## TEXT EXTRACT
####################

How I made new friends as an adult in a new city

Make the friends you wish you had


You moved to a new city and have no friends.

Everyone around you seems like they’ve had the same friend group for years. How are you supposed to break in and make new friends? You’re even starting to resent the place itself.

“People just ain’t friendly here.”

“I don’t think this place is for me.”

“I want to go home.”

When I moved to Bogotá, Colombia, I felt similar.

I made excuse after excuse for why I was lonely.

I had videos to edit.

My Spanish wasn’t perfect.

Plus, I wanted to avoid the, “I have no friends. You want to be my friend?” conversations.

My daily routine was 6 espresso shots while I edited videos for 14 hours and secretly jerked off in the shower on the 15th hour to feel something.

Houston, we have a problem.

Among the myriad of challenges, I couldn’t continue living in isolation if I wanted to enjoy this dream life of travel with my bag and a camera.

Since Colombia, the biggest move I made was to Denver.

####################

[Records from a collection]
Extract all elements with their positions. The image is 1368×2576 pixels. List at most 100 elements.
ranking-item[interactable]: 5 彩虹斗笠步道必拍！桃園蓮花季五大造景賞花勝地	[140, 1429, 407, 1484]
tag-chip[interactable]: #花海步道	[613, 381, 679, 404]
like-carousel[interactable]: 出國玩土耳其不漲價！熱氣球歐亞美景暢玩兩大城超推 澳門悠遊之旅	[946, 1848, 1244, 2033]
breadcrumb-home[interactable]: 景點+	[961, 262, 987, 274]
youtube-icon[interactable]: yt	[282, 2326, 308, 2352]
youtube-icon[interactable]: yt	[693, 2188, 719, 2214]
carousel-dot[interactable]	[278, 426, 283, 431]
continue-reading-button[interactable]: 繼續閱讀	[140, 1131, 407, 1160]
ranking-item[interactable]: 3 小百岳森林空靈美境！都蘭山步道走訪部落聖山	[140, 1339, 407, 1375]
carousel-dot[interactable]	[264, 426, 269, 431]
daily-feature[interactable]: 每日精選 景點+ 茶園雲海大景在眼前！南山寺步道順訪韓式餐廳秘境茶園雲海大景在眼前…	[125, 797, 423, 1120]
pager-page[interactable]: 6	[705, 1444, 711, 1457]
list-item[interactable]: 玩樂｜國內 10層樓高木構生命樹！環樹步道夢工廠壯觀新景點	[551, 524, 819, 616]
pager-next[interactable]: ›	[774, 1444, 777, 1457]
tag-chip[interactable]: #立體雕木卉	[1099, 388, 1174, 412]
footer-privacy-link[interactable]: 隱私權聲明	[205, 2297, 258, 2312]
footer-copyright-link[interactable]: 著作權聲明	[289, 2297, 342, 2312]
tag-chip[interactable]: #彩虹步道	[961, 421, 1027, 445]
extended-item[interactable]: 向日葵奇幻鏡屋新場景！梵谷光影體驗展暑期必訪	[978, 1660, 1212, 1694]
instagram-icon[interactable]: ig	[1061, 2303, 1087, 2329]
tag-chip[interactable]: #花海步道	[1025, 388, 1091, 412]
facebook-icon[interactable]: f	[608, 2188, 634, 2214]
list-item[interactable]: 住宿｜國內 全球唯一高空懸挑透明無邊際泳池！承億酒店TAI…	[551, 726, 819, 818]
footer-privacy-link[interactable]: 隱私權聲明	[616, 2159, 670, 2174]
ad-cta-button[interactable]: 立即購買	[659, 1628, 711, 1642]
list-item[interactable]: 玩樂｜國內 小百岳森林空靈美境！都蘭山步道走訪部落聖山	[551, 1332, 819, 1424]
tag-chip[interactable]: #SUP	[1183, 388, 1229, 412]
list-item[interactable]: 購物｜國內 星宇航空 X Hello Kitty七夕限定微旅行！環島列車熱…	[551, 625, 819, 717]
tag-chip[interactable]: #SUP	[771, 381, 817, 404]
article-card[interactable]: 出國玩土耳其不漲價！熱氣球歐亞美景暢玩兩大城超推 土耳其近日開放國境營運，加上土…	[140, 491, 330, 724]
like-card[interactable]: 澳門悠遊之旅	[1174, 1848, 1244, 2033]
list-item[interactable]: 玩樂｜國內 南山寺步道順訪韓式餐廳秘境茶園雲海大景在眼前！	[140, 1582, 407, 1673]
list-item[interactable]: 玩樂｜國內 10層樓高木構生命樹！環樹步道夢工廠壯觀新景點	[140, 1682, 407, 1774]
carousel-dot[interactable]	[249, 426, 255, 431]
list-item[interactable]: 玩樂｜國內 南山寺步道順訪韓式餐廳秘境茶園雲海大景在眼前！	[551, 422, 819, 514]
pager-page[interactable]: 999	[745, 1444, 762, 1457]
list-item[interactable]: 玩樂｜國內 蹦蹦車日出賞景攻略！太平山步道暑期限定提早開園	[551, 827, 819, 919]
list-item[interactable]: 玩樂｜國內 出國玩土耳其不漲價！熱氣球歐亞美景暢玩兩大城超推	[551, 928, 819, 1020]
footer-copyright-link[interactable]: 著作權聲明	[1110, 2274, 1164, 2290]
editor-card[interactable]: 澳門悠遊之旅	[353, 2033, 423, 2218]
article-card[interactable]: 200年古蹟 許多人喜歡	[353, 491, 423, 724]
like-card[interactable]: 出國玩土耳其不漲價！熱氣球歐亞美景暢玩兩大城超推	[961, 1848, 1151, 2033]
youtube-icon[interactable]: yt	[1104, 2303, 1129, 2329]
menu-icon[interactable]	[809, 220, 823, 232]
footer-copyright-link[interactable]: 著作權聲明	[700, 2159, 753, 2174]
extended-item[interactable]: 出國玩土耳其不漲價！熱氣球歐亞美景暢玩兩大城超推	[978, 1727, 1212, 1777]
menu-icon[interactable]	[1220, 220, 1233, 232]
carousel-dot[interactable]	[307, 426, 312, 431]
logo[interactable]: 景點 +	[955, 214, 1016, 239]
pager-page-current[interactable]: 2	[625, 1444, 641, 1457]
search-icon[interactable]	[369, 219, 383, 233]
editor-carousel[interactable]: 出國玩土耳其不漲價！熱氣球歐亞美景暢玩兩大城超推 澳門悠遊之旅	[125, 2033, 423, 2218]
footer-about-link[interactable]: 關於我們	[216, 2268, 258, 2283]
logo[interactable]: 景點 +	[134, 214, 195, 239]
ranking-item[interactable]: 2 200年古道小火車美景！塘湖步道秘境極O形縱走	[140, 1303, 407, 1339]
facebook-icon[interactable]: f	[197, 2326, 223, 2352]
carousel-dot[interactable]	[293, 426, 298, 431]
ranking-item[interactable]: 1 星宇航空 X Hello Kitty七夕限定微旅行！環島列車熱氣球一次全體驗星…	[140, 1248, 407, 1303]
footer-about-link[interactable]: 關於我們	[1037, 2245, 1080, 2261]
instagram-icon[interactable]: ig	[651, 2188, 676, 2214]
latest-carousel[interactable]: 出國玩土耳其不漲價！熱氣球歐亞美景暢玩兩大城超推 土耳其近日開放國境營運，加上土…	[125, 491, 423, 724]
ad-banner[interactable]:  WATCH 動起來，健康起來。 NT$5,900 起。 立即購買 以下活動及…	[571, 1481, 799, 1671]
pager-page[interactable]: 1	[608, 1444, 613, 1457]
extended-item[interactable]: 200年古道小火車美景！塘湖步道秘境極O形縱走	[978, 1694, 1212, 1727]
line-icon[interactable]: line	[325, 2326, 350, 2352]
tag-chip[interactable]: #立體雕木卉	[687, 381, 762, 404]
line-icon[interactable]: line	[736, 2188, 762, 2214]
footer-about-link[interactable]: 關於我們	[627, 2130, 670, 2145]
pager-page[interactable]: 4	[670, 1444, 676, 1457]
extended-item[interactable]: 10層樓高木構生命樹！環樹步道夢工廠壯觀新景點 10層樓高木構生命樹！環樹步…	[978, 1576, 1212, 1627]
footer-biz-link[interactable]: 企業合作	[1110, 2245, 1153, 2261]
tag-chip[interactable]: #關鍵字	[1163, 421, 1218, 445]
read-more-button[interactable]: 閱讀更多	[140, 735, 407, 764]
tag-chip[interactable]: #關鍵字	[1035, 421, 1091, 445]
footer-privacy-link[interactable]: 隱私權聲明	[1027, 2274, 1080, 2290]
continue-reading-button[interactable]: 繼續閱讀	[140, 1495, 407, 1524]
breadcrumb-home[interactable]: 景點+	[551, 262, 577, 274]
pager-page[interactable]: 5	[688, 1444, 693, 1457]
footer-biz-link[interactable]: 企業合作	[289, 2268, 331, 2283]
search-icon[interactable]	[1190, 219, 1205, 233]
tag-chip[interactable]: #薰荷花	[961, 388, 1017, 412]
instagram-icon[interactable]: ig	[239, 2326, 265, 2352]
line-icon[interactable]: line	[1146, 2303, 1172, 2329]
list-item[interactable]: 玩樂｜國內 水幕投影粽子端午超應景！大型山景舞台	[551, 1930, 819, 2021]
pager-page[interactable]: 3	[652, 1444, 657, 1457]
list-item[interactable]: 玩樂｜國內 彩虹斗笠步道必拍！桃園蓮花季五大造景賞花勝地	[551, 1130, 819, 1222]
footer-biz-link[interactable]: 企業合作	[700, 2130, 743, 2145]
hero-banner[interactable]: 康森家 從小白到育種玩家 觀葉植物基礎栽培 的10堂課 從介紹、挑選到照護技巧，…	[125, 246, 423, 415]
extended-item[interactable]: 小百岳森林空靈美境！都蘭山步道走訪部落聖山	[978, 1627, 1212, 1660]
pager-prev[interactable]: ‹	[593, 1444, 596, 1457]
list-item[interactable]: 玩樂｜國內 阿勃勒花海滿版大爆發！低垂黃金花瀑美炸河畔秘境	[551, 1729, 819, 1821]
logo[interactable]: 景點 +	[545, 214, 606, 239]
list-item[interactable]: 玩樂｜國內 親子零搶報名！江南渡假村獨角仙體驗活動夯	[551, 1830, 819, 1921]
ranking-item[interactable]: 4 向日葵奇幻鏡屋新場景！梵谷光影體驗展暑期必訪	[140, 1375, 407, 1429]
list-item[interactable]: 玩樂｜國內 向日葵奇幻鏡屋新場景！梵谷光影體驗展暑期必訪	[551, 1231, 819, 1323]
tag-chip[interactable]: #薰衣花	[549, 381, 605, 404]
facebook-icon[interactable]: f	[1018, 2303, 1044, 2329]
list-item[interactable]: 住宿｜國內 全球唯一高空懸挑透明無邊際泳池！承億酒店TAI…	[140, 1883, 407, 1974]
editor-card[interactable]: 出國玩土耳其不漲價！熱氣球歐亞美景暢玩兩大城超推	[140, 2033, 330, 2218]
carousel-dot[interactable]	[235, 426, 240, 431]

####################

## EXERCISES
a: Answer these questions about the essay on making friends as an adult in a new city:
(i) Which city in Colombia did the writer move to?
(ii) Which language does the writer say wasn't perfect?
(iii) Since Colombia, what was the writer's biggest move?
b: Can you carry the essay on making friends as an adult in a new city forward, picking up right after its last sentence?

## ANSWERS GIVEN
a:
(i) Bogotá
(ii) Spanish
(iii) Denver

b:
When I moved here, I went from feeling depressed and alone on my grandparents’ couch to being part of a tribe within three months.

In this letter, I’m going to break down how I learned to make friends in new cities and add insight I’ve acquired after facilitating hundreds of connections through Dynamic Dinner.

I guarantee you can find your tribe in less than 3 months.

You just need to shift your perspective.

If you move again, you’re just prolonging the real issues.

You are the common denominator.

Wherever you go, there you are.

Go Inward

The first step in finding your tribe is finding yourself.

Start by asking these 3 questions until you’re red in the face:

1) Who am I?

2) What do I want?

3) How do I move towards what I want?

This section alone could be a 101 different books (and is).

Instead of giving you the encyclopedia on creating identity, here are a few simple, yet profound activities/questions to get started.

Ideal Week

Go to any blank week in your calendar next year.

Think about what your ideal ordinary week would look like.

This isn’t about your dream vacation life.

What week could you live over and over again and be happy with?

Fill in those time blocks as if you’re scheduling it.

Here’s an example of what my ideal ordinary week looks like right now.

Here’s a great video if you want to dive deeper.

Remember, this will change over time.

How do you add life to your life? (What are your healthy daily activities?)

Do you workout? Are you focused on nutrition? Do you mountain bike, dance, or walk the park?

Seeking connection through ways that you already pour into yourself creates a system of fun accountability.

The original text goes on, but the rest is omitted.